Items listed in a dataset
>> begin

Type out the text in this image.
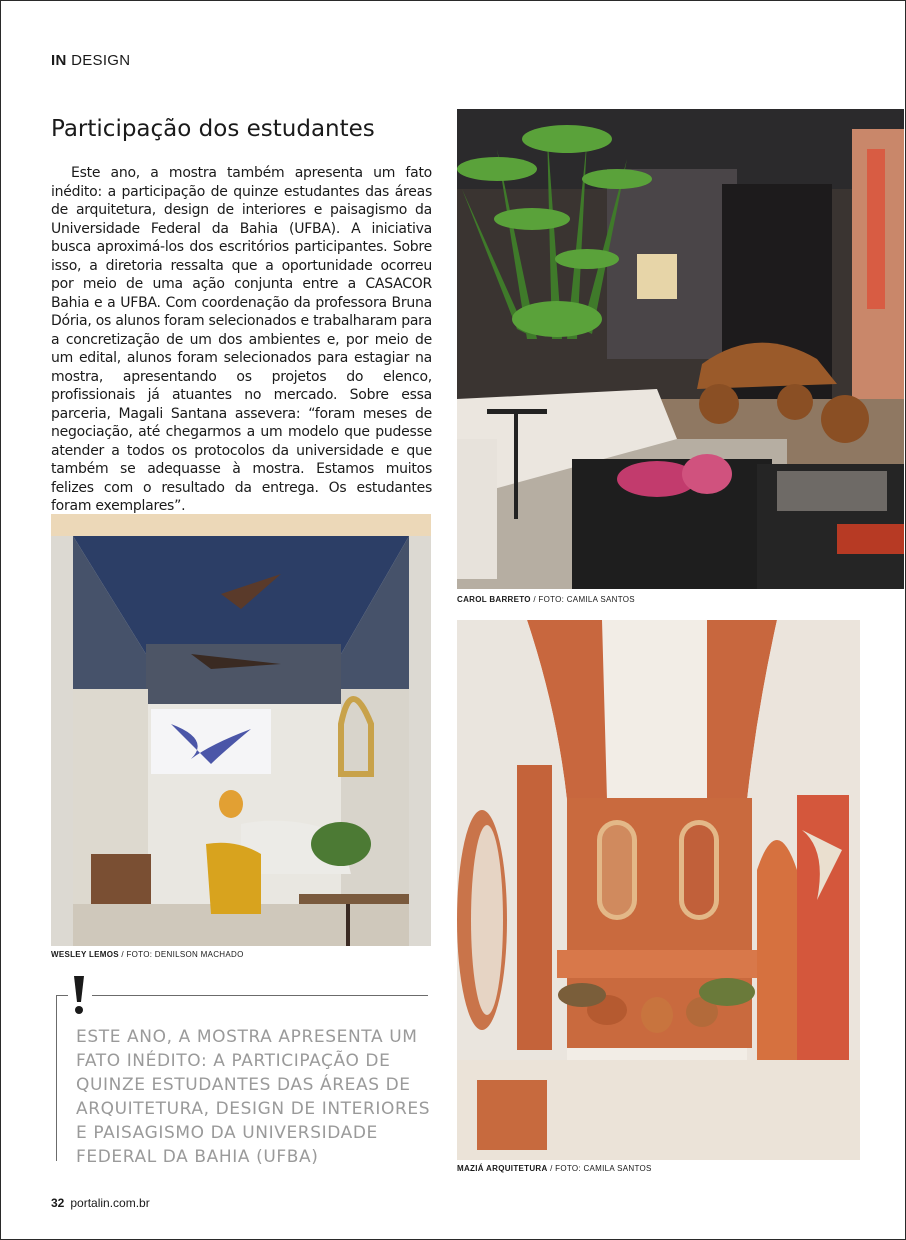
IN DESIGN
Participação dos estudantes

Este ano, a mostra também apresenta um fato inédito: a participação de quinze estudantes das áreas de arquitetura, design de interiores e paisagismo da Universidade Federal da Bahia (UFBA). A iniciativa busca aproximá-los dos escritórios participantes. Sobre isso, a diretoria ressalta que a oportunidade ocorreu por meio de uma ação conjunta entre a CASACOR Bahia e a UFBA. Com coordenação da professora Bruna Dória, os alunos foram selecionados e trabalharam para a concretização de um dos ambientes e, por meio de um edital, alunos foram selecionados para estagiar na mostra, apresentando os projetos do elenco, profissionais já atuantes no mercado. Sobre essa parceria, Magali Santana assevera: “foram meses de negociação, até chegarmos a um modelo que pudesse atender a todos os protocolos da universidade e que também se adequasse à mostra. Estamos muitos felizes com o resultado da entrega. Os estudantes foram exemplares”.

CAROL BARRETO / FOTO: CAMILA SANTOS
WESLEY LEMOS / FOTO: DENILSON MACHADO
MAZIÁ ARQUITETURA / FOTO: CAMILA SANTOS

ESTE ANO, A MOSTRA APRESENTA UM FATO INÉDITO: A PARTICIPAÇÃO DE QUINZE ESTUDANTES DAS ÁREAS DE ARQUITETURA, DESIGN DE INTERIORES E PAISAGISMO DA UNIVERSIDADE FEDERAL DA BAHIA (UFBA)

32 portalin.com.br
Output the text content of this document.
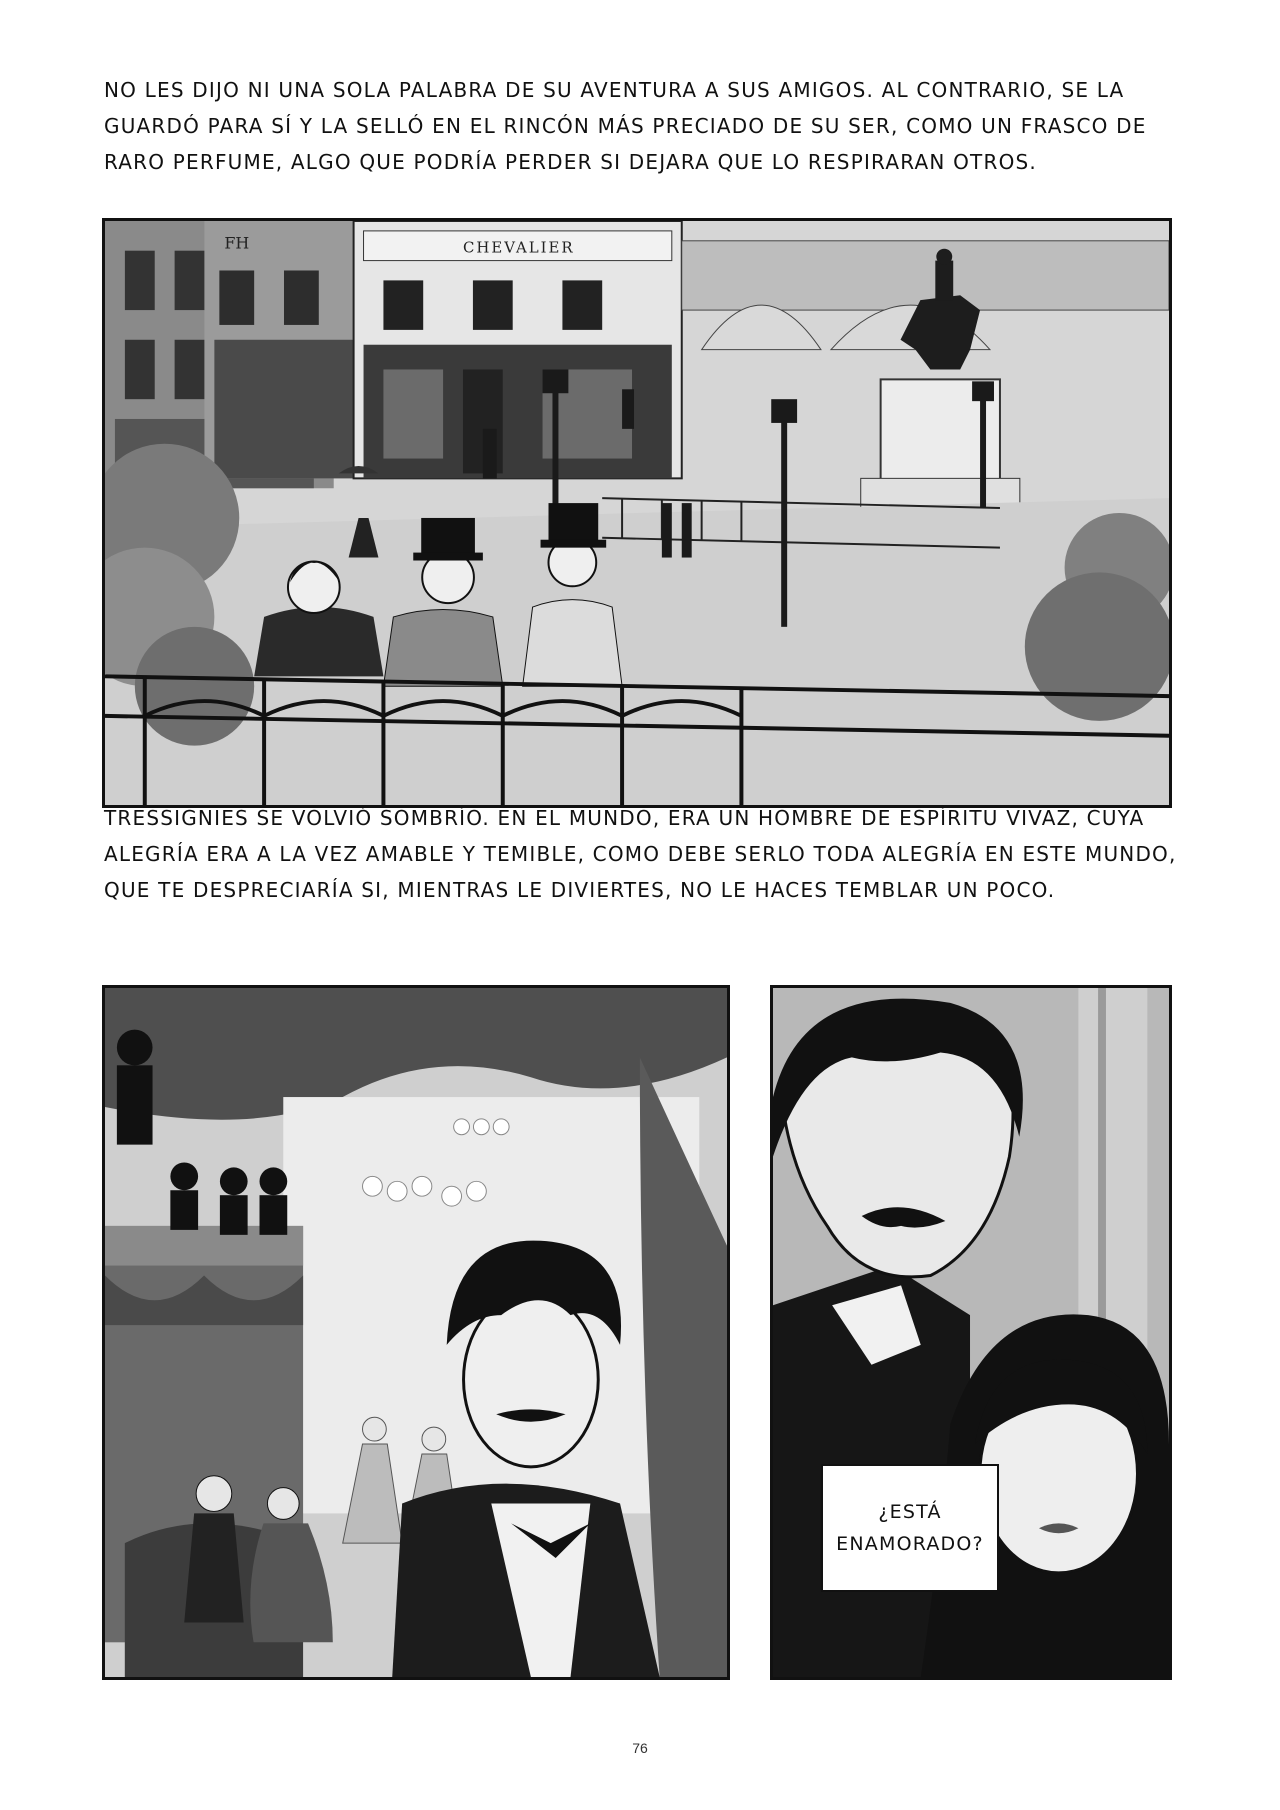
NO LES DIJO NI UNA SOLA PALABRA DE SU AVENTURA A SUS AMIGOS. AL CONTRARIO, SE LA
GUARDÓ PARA SÍ Y LA SELLÓ EN EL RINCÓN MÁS PRECIADO DE SU SER, COMO UN FRASCO DE
RARO PERFUME, ALGO QUE PODRÍA PERDER SI DEJARA QUE LO RESPIRARAN OTROS.
FH	CHEVALIER
TRESSIGNIES SE VOLVIÓ SOMBRÍO. EN EL MUNDO, ERA UN HOMBRE DE ESPÍRITU VIVAZ, CUYA
ALEGRÍA ERA A LA VEZ AMABLE Y TEMIBLE, COMO DEBE SERLO TODA ALEGRÍA EN ESTE MUNDO,
QUE TE DESPRECIARÍA SI, MIENTRAS LE DIVIERTES, NO LE HACES TEMBLAR UN POCO.
¿ESTÁ
ENAMORADO?
76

>> end

Each record should be quoted exactly, with the images omitted.

### Full solution
Type out the text in this image.
IN DESIGN
Participação dos estudantes

Este ano, a mostra também apresenta um fato inédito: a participação de quinze estudantes das áreas de arquitetura, design de interiores e paisagismo da Universidade Federal da Bahia (UFBA). A iniciativa busca aproximá-los dos escritórios participantes. Sobre isso, a diretoria ressalta que a oportunidade ocorreu por meio de uma ação conjunta entre a CASACOR Bahia e a UFBA. Com coordenação da professora Bruna Dória, os alunos foram selecionados e trabalharam para a concretização de um dos ambientes e, por meio de um edital, alunos foram selecionados para estagiar na mostra, apresentando os projetos do elenco, profissionais já atuantes no mercado. Sobre essa parceria, Magali Santana assevera: “foram meses de negociação, até chegarmos a um modelo que pudesse atender a todos os protocolos da universidade e que também se adequasse à mostra. Estamos muitos felizes com o resultado da entrega. Os estudantes foram exemplares”.

CAROL BARRETO / FOTO: CAMILA SANTOS
WESLEY LEMOS / FOTO: DENILSON MACHADO
MAZIÁ ARQUITETURA / FOTO: CAMILA SANTOS

ESTE ANO, A MOSTRA APRESENTA UM FATO INÉDITO: A PARTICIPAÇÃO DE QUINZE ESTUDANTES DAS ÁREAS DE ARQUITETURA, DESIGN DE INTERIORES E PAISAGISMO DA UNIVERSIDADE FEDERAL DA BAHIA (UFBA)

32 portalin.com.br
Output the text content of this document.
NO LES DIJO NI UNA SOLA PALABRA DE SU AVENTURA A SUS AMIGOS. AL CONTRARIO, SE LA
GUARDÓ PARA SÍ Y LA SELLÓ EN EL RINCÓN MÁS PRECIADO DE SU SER, COMO UN FRASCO DE
RARO PERFUME, ALGO QUE PODRÍA PERDER SI DEJARA QUE LO RESPIRARAN OTROS.
FH	CHEVALIER
TRESSIGNIES SE VOLVIÓ SOMBRÍO. EN EL MUNDO, ERA UN HOMBRE DE ESPÍRITU VIVAZ, CUYA
ALEGRÍA ERA A LA VEZ AMABLE Y TEMIBLE, COMO DEBE SERLO TODA ALEGRÍA EN ESTE MUNDO,
QUE TE DESPRECIARÍA SI, MIENTRAS LE DIVIERTES, NO LE HACES TEMBLAR UN POCO.
¿ESTÁ
ENAMORADO?
76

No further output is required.